• **Challenge**: Set down every entry word for word. Omit the pictures.

• **Records for the exercise**:
<<<<
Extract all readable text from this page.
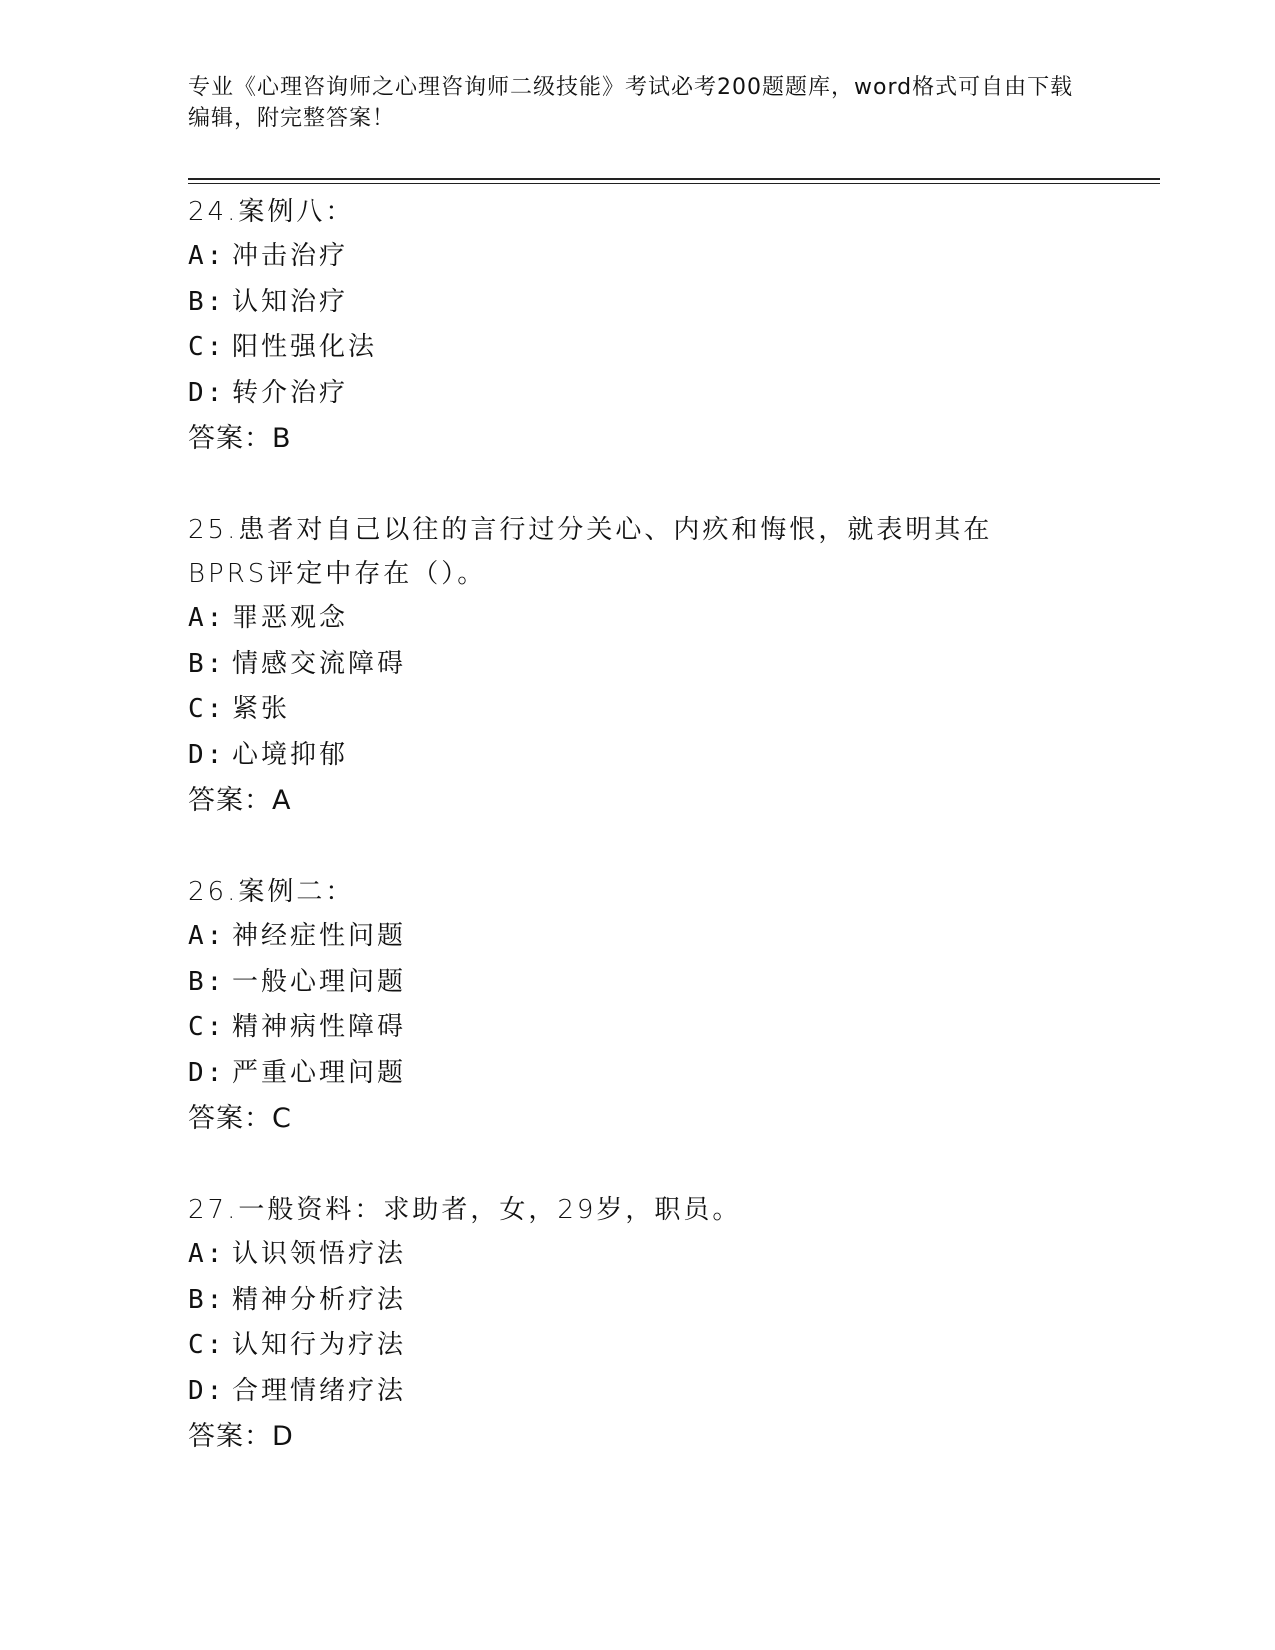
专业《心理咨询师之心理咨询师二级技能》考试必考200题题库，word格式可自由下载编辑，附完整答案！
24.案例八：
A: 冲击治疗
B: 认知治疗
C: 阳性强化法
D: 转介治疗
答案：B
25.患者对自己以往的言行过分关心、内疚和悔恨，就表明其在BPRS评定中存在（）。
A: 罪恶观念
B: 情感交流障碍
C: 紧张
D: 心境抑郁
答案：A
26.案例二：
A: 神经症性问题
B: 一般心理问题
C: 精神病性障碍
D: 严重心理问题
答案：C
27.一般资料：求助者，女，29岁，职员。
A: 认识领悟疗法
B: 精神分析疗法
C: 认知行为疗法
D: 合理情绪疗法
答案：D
>>>>
• **Task result**:
Extract all readable text from this page.
专业《心理咨询师之心理咨询师二级技能》考试必考200题题库，word格式可自由下载编辑，附完整答案！
24.案例八：
A: 冲击治疗
B: 认知治疗
C: 阳性强化法
D: 转介治疗
答案：B
25.患者对自己以往的言行过分关心、内疚和悔恨，就表明其在BPRS评定中存在（）。
A: 罪恶观念
B: 情感交流障碍
C: 紧张
D: 心境抑郁
答案：A
26.案例二：
A: 神经症性问题
B: 一般心理问题
C: 精神病性障碍
D: 严重心理问题
答案：C
27.一般资料：求助者，女，29岁，职员。
A: 认识领悟疗法
B: 精神分析疗法
C: 认知行为疗法
D: 合理情绪疗法
答案：D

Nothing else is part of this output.